§ AIM:
Reproduce each line of the data below word for word.

Data listing
==========

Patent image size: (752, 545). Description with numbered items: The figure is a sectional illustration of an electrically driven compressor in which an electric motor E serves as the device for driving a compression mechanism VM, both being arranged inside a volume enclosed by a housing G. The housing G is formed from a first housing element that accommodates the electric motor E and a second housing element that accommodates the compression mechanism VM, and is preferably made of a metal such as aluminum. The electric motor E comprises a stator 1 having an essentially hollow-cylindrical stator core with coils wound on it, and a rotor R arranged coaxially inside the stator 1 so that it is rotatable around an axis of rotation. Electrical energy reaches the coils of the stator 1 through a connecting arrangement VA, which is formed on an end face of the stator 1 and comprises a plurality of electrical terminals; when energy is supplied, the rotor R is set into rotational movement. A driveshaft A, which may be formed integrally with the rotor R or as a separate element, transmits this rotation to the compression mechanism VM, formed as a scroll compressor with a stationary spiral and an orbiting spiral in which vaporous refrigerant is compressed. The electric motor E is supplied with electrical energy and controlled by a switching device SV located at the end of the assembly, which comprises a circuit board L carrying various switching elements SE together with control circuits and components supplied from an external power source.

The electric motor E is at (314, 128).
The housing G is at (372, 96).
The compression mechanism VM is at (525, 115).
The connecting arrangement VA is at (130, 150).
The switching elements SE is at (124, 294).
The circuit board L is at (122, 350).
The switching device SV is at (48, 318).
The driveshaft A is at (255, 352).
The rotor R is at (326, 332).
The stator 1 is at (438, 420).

==========

§ FULL OUTPUT:
Patent image size: (752, 545). Description with numbered items: The figure is a sectional illustration of an electrically driven compressor in which an electric motor E serves as the device for driving a compression mechanism VM, both being arranged inside a volume enclosed by a housing G. The housing G is formed from a first housing element that accommodates the electric motor E and a second housing element that accommodates the compression mechanism VM, and is preferably made of a metal such as aluminum. The electric motor E comprises a stator 1 having an essentially hollow-cylindrical stator core with coils wound on it, and a rotor R arranged coaxially inside the stator 1 so that it is rotatable around an axis of rotation. Electrical energy reaches the coils of the stator 1 through a connecting arrangement VA, which is formed on an end face of the stator 1 and comprises a plurality of electrical terminals; when energy is supplied, the rotor R is set into rotational movement. A driveshaft A, which may be formed integrally with the rotor R or as a separate element, transmits this rotation to the compression mechanism VM, formed as a scroll compressor with a stationary spiral and an orbiting spiral in which vaporous refrigerant is compressed. The electric motor E is supplied with electrical energy and controlled by a switching device SV located at the end of the assembly, which comprises a circuit board L carrying various switching elements SE together with control circuits and components supplied from an external power source.

The electric motor E is at (314, 128).
The housing G is at (372, 96).
The compression mechanism VM is at (525, 115).
The connecting arrangement VA is at (130, 150).
The switching elements SE is at (124, 294).
The circuit board L is at (122, 350).
The switching device SV is at (48, 318).
The driveshaft A is at (255, 352).
The rotor R is at (326, 332).
The stator 1 is at (438, 420).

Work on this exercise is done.